REQUEST: Update every line of the material, swapping "result-label" for "result-caption" and leaving the rest as it is.

Element and region data:
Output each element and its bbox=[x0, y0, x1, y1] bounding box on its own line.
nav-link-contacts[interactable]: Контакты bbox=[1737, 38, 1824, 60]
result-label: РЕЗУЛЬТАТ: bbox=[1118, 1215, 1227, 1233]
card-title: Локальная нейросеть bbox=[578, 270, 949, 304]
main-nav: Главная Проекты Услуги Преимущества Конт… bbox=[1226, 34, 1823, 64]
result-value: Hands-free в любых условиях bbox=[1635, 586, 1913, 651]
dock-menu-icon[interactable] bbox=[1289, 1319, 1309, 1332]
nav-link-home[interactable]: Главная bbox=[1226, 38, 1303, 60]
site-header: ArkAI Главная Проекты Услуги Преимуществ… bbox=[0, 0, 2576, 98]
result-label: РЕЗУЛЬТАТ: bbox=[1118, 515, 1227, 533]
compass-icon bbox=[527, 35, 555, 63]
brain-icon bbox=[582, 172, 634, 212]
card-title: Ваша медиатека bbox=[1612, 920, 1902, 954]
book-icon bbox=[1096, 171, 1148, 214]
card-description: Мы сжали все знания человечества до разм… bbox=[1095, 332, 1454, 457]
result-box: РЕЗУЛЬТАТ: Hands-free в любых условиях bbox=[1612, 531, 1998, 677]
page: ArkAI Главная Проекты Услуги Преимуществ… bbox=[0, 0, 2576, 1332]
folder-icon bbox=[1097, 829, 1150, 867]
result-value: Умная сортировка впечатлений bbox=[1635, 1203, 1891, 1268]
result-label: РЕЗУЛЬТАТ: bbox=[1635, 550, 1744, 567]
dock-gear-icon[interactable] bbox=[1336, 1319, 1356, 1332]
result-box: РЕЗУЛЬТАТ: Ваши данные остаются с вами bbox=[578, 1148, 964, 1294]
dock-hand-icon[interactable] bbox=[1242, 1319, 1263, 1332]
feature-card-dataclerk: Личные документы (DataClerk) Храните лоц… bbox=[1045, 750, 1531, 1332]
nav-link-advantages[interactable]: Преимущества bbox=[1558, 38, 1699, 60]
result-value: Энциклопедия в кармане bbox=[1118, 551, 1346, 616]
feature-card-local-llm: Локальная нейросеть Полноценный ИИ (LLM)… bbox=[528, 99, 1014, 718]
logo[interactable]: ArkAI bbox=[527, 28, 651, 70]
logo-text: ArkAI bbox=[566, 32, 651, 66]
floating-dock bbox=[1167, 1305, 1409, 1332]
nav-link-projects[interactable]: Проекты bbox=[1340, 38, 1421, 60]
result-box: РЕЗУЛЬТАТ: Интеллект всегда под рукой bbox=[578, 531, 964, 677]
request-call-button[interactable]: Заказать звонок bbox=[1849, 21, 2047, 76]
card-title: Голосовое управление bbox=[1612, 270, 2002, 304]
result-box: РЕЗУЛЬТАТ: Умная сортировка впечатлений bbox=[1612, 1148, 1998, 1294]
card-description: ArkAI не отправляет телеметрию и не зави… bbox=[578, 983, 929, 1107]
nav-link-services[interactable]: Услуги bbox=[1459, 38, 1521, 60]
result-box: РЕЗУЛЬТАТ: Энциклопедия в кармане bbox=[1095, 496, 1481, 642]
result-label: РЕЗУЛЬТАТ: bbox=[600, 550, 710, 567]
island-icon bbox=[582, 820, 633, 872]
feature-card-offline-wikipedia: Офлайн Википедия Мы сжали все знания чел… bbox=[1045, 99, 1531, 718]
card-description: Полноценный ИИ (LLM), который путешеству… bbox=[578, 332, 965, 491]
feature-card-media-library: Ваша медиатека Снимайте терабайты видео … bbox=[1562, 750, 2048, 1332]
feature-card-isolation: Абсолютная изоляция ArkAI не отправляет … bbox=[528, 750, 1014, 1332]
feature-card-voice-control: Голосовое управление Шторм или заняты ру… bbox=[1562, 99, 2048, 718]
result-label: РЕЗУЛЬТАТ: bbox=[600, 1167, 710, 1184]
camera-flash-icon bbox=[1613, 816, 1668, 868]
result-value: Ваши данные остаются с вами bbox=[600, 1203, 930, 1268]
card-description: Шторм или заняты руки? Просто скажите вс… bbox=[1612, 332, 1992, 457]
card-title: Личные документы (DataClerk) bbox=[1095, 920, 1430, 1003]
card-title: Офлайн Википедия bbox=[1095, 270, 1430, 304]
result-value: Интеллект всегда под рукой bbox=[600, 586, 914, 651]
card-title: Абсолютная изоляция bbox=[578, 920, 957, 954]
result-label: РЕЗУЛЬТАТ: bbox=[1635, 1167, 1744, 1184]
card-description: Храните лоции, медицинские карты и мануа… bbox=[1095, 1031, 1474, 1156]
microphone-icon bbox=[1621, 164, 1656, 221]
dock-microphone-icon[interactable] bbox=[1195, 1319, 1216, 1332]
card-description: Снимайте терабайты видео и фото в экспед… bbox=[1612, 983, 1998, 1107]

OUTPUT FOR THIS TASK:
Output each element and its bbox=[x0, y0, x1, y1] bounding box on its own line.
nav-link-contacts[interactable]: Контакты bbox=[1737, 38, 1824, 60]
result-caption: РЕЗУЛЬТАТ: bbox=[1118, 1215, 1227, 1233]
card-title: Локальная нейросеть bbox=[578, 270, 949, 304]
main-nav: Главная Проекты Услуги Преимущества Конт… bbox=[1226, 34, 1823, 64]
result-value: Hands-free в любых условиях bbox=[1635, 586, 1913, 651]
dock-menu-icon[interactable] bbox=[1289, 1319, 1309, 1332]
nav-link-home[interactable]: Главная bbox=[1226, 38, 1303, 60]
site-header: ArkAI Главная Проекты Услуги Преимуществ… bbox=[0, 0, 2576, 98]
result-caption: РЕЗУЛЬТАТ: bbox=[1118, 515, 1227, 533]
compass-icon bbox=[527, 35, 555, 63]
brain-icon bbox=[582, 172, 634, 212]
card-title: Ваша медиатека bbox=[1612, 920, 1902, 954]
book-icon bbox=[1096, 171, 1148, 214]
card-description: Мы сжали все знания человечества до разм… bbox=[1095, 332, 1454, 457]
result-box: РЕЗУЛЬТАТ: Hands-free в любых условиях bbox=[1612, 531, 1998, 677]
page: ArkAI Главная Проекты Услуги Преимуществ… bbox=[0, 0, 2576, 1332]
folder-icon bbox=[1097, 829, 1150, 867]
result-value: Умная сортировка впечатлений bbox=[1635, 1203, 1891, 1268]
result-caption: РЕЗУЛЬТАТ: bbox=[1635, 550, 1744, 567]
dock-gear-icon[interactable] bbox=[1336, 1319, 1356, 1332]
result-box: РЕЗУЛЬТАТ: Ваши данные остаются с вами bbox=[578, 1148, 964, 1294]
dock-hand-icon[interactable] bbox=[1242, 1319, 1263, 1332]
feature-card-dataclerk: Личные документы (DataClerk) Храните лоц… bbox=[1045, 750, 1531, 1332]
nav-link-advantages[interactable]: Преимущества bbox=[1558, 38, 1699, 60]
result-value: Энциклопедия в кармане bbox=[1118, 551, 1346, 616]
feature-card-local-llm: Локальная нейросеть Полноценный ИИ (LLM)… bbox=[528, 99, 1014, 718]
logo[interactable]: ArkAI bbox=[527, 28, 651, 70]
logo-text: ArkAI bbox=[566, 32, 651, 66]
floating-dock bbox=[1167, 1305, 1409, 1332]
nav-link-projects[interactable]: Проекты bbox=[1340, 38, 1421, 60]
result-box: РЕЗУЛЬТАТ: Интеллект всегда под рукой bbox=[578, 531, 964, 677]
request-call-button[interactable]: Заказать звонок bbox=[1849, 21, 2047, 76]
card-title: Голосовое управление bbox=[1612, 270, 2002, 304]
result-box: РЕЗУЛЬТАТ: Умная сортировка впечатлений bbox=[1612, 1148, 1998, 1294]
card-description: ArkAI не отправляет телеметрию и не зави… bbox=[578, 983, 929, 1107]
nav-link-services[interactable]: Услуги bbox=[1459, 38, 1521, 60]
result-box: РЕЗУЛЬТАТ: Энциклопедия в кармане bbox=[1095, 496, 1481, 642]
result-caption: РЕЗУЛЬТАТ: bbox=[600, 550, 710, 567]
island-icon bbox=[582, 820, 633, 872]
feature-card-offline-wikipedia: Офлайн Википедия Мы сжали все знания чел… bbox=[1045, 99, 1531, 718]
card-description: Полноценный ИИ (LLM), который путешеству… bbox=[578, 332, 965, 491]
feature-card-media-library: Ваша медиатека Снимайте терабайты видео … bbox=[1562, 750, 2048, 1332]
feature-card-isolation: Абсолютная изоляция ArkAI не отправляет … bbox=[528, 750, 1014, 1332]
feature-card-voice-control: Голосовое управление Шторм или заняты ру… bbox=[1562, 99, 2048, 718]
result-caption: РЕЗУЛЬТАТ: bbox=[600, 1167, 710, 1184]
camera-flash-icon bbox=[1613, 816, 1668, 868]
result-value: Ваши данные остаются с вами bbox=[600, 1203, 930, 1268]
card-description: Шторм или заняты руки? Просто скажите вс… bbox=[1612, 332, 1992, 457]
card-title: Личные документы (DataClerk) bbox=[1095, 920, 1430, 1003]
card-title: Офлайн Википедия bbox=[1095, 270, 1430, 304]
result-value: Интеллект всегда под рукой bbox=[600, 586, 914, 651]
card-title: Абсолютная изоляция bbox=[578, 920, 957, 954]
result-caption: РЕЗУЛЬТАТ: bbox=[1635, 1167, 1744, 1184]
card-description: Храните лоции, медицинские карты и мануа… bbox=[1095, 1031, 1474, 1156]
microphone-icon bbox=[1621, 164, 1656, 221]
dock-microphone-icon[interactable] bbox=[1195, 1319, 1216, 1332]
card-description: Снимайте терабайты видео и фото в экспед… bbox=[1612, 983, 1998, 1107]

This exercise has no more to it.